## Text der Seite
------------

Es sind Aberhunderte, womöglich Tausende, alle beschrieben in schier endlosen Listen und bebildert mit nahezu dreitausend oft freilich nur briefmarkengroßen Beispielen, die sich als Biographie zweier erfolgreicher und selbstbewusster Auftragsfotografen zu einer Geschichte der Agenturfotografie in der ersten Hälfte des zwanzigsten Jahrhunderts addieren und sich zugleich als die Geschichte deutscher Sehnsüchte zwischen der Endphase des Kaiserreichs bis in die Anfänge der Nachkriegszeit lesen lassen - ob mit raffinierten Arrangements für Produktreklamen oder ausgestellter Lebensfreude und romantischen Ansichten für die Fremdenverkehrswerbung. Von den Herausforderungen im Beruf hingegen erzählen in epischer Breite ihre Industriefotografien. Dabei folgt das Buch nicht der Chronologie, sondern widmet sich mit gut einem Dutzend Kapiteln den unterschiedlichen Themen und Aspekten im Werk von Wolff und Tritschler, bis hin zu deren Fotos im Dienste politischer Propaganda, wobei für Wolff, wie Heiting und Lemke schreiben, weniger ideologische Neigungen als wirtschaftliche Eigeninteressen ausschlaggebend gewesen sein dürften - was dann etwa zu Illustrationen für die Broschüre "Arbeit für die Wehrmacht - Ein Querschnitt durch die Kriegsarbeit von Peek & Cloppenburg" führte.

------------

## Bereitgestellte Daten
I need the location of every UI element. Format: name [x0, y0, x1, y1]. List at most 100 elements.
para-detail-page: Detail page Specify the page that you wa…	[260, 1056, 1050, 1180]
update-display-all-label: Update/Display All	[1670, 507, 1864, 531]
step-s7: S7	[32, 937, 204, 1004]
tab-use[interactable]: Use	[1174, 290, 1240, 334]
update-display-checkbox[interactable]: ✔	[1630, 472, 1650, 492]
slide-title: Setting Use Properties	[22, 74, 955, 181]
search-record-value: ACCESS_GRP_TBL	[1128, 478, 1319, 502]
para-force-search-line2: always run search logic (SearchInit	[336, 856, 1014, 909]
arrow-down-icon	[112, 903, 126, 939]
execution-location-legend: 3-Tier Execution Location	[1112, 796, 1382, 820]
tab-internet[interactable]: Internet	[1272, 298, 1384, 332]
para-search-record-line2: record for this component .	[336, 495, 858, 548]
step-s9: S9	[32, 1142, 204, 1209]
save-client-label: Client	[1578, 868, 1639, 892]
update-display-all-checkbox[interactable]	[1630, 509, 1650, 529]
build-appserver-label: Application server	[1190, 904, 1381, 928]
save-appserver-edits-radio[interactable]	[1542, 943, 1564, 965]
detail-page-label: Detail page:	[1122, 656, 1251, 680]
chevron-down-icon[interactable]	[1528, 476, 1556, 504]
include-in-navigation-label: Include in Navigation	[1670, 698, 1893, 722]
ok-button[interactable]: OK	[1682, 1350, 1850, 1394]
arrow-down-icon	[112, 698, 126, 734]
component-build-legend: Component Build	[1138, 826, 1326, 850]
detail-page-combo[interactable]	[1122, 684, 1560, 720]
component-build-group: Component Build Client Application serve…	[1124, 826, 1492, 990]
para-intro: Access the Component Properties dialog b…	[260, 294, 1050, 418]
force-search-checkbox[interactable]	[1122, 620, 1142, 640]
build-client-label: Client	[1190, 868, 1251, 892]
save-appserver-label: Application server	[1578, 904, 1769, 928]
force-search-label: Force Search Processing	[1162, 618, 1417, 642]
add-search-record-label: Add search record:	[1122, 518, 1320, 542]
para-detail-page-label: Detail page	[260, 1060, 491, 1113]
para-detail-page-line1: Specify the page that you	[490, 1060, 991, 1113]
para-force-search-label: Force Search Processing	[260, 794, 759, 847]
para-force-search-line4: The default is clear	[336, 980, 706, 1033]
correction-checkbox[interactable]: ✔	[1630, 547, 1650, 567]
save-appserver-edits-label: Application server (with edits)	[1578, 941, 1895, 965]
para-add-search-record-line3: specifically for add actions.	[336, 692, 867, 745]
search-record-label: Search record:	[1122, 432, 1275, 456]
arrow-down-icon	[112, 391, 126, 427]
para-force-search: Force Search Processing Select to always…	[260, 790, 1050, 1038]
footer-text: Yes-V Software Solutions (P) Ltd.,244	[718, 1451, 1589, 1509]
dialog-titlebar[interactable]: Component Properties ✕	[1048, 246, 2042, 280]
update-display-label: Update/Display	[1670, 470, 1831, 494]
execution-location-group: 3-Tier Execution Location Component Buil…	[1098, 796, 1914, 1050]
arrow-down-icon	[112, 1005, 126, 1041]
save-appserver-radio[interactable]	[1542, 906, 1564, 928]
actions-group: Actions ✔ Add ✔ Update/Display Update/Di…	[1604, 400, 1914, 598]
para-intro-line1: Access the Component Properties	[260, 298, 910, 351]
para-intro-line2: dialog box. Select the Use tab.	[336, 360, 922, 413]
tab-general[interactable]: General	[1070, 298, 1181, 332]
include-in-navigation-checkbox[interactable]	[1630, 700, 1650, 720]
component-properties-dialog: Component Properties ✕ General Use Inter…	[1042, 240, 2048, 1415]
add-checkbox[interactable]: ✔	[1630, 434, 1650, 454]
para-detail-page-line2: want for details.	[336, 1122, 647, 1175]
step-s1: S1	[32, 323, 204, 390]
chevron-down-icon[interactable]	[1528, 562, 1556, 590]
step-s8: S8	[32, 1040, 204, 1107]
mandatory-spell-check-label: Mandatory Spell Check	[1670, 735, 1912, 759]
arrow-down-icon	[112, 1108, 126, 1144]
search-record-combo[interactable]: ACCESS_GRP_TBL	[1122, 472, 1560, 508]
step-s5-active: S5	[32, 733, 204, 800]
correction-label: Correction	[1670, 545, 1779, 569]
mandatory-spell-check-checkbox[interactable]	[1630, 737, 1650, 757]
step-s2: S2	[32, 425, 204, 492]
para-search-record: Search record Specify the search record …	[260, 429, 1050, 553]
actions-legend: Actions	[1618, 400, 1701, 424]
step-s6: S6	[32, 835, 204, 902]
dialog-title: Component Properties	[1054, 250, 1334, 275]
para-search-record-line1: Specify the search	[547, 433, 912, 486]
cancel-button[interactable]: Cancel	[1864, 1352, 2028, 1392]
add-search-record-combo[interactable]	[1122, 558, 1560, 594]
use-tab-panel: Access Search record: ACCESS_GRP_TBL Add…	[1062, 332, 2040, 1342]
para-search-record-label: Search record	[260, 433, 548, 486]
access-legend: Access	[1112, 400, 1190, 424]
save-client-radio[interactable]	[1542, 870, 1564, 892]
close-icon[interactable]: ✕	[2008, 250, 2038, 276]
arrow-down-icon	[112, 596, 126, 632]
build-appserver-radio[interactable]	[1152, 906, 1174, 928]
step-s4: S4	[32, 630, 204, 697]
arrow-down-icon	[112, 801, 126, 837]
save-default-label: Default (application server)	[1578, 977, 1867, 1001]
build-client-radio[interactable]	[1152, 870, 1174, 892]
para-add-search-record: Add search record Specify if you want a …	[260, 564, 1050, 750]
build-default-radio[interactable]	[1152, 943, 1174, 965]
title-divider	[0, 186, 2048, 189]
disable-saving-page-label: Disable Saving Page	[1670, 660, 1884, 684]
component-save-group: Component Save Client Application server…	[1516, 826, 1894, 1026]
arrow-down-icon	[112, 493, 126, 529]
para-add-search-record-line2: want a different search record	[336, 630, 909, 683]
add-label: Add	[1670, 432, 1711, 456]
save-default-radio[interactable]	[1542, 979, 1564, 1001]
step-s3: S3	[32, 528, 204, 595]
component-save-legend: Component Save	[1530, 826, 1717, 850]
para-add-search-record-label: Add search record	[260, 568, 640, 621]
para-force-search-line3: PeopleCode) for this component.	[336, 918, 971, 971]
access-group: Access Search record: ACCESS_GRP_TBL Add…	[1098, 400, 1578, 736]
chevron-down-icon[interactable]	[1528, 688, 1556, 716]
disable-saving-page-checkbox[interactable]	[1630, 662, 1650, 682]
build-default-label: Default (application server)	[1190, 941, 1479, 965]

------------

## Aufgabe
Schreib den Text über das Buch zu Wolff und Tritschler vollständig und ohne jede Änderung ab. Es zählt nur der Text über das Buch zu Wolff und Tritschler.

## Antwort
Es sind Aberhunderte, womöglich Tausende, alle beschrieben in schier endlosen Listen und bebildert mit nahezu dreitausend oft freilich nur briefmarkengroßen Beispielen, die sich als Biographie zweier erfolgreicher und selbstbewusster Auftragsfotografen zu einer Geschichte der Agenturfotografie in der ersten Hälfte des zwanzigsten Jahrhunderts addieren und sich zugleich als die Geschichte deutscher Sehnsüchte zwischen der Endphase des Kaiserreichs bis in die Anfänge der Nachkriegszeit lesen lassen - ob mit raffinierten Arrangements für Produktreklamen oder ausgestellter Lebensfreude und romantischen Ansichten für die Fremdenverkehrswerbung. Von den Herausforderungen im Beruf hingegen erzählen in epischer Breite ihre Industriefotografien. Dabei folgt das Buch nicht der Chronologie, sondern widmet sich mit gut einem Dutzend Kapiteln den unterschiedlichen Themen und Aspekten im Werk von Wolff und Tritschler, bis hin zu deren Fotos im Dienste politischer Propaganda, wobei für Wolff, wie Heiting und Lemke schreiben, weniger ideologische Neigungen als wirtschaftliche Eigeninteressen ausschlaggebend gewesen sein dürften - was dann etwa zu Illustrationen für die Broschüre "Arbeit für die Wehrmacht - Ein Querschnitt durch die Kriegsarbeit von Peek & Cloppenburg" führte.